◆ SOURCE EXTRACT
· · ·
Total operating costs
    2.61       1.17  
 
           
 
               
Gross margin before DD&A
  $ 8.13     $ 3.92  
 
           
Gross margin percentage
    76 %     77 %
Our production costs (lease operating expenses and transportation costs) and production taxes for the six month ended June 30, 2008 increased $2,332, due primarily to adding new operating areas and to increased production as discussed above. LOE per Mcfe increased from $0.84 to $2.04 per Mcfe primarily due to the addition of new operating areas with higher oil production which results in higher LOE costs as well as an increase in transportation costs related to oil in the Central Kansas Uplift.
General and administrative expenses increased $4,515, from $4,060 to $8,575 for the six months ended June 30, 2008. The increase is due primarily to an increase in compensation expense of $4,320 related to (1) cash compensation related to additional headcount over the same prior year period ($877) and (2) the increase in non-cash compensation charges ($3,443) for presumed vesting of the 2006 LTIP and restricted stock awards ($699) and the actual vesting of the 2007 LTIP awards and 2008 LTIP Tranche 1 awards ($2,744), an increase in professional fees of $436 related to Sarbanes Oxley and financial consultant work performed in the first quarter of 2008 and an increase of $111 for office rent and related expenses due to the additional headcount and related office space. These increases were partially offset by an increase in the reclassification of billable G&A costs and G&A costs related to exploration activities of $402. There were no other individually significant increases or decreases.
· · ·
◆ DATA EXTRACT
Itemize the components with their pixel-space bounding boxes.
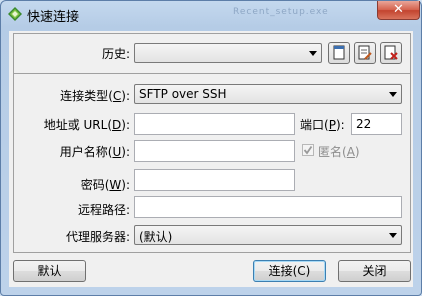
· · ·
◆ WHAT TO WORK ON
• 1. From the financial excerpt above, reproduce the passage from "Gross margin percentage" up to and including "Central Kansas Uplift.".
• 2. According to the financial excerpt above, how much did professional fees increase, and what work was that increase related to?

◆ RESPONSE LIST
• 1.
Gross margin percentage
    76 %     77 %
Our production costs (lease operating expenses and transportation costs) and production taxes for the six month ended June 30, 2008 increased $2,332, due primarily to adding new operating areas and to increased production as discussed above. LOE per Mcfe increased from $0.84 to $2.04 per Mcfe primarily due to the addition of new operating areas with higher oil production which results in higher LOE costs as well as an increase in transportation costs related to oil in the Central Kansas Uplift.

• 2. Professional fees increased by $436, related to Sarbanes Oxley and financial consultant work performed in the first quarter of 2008.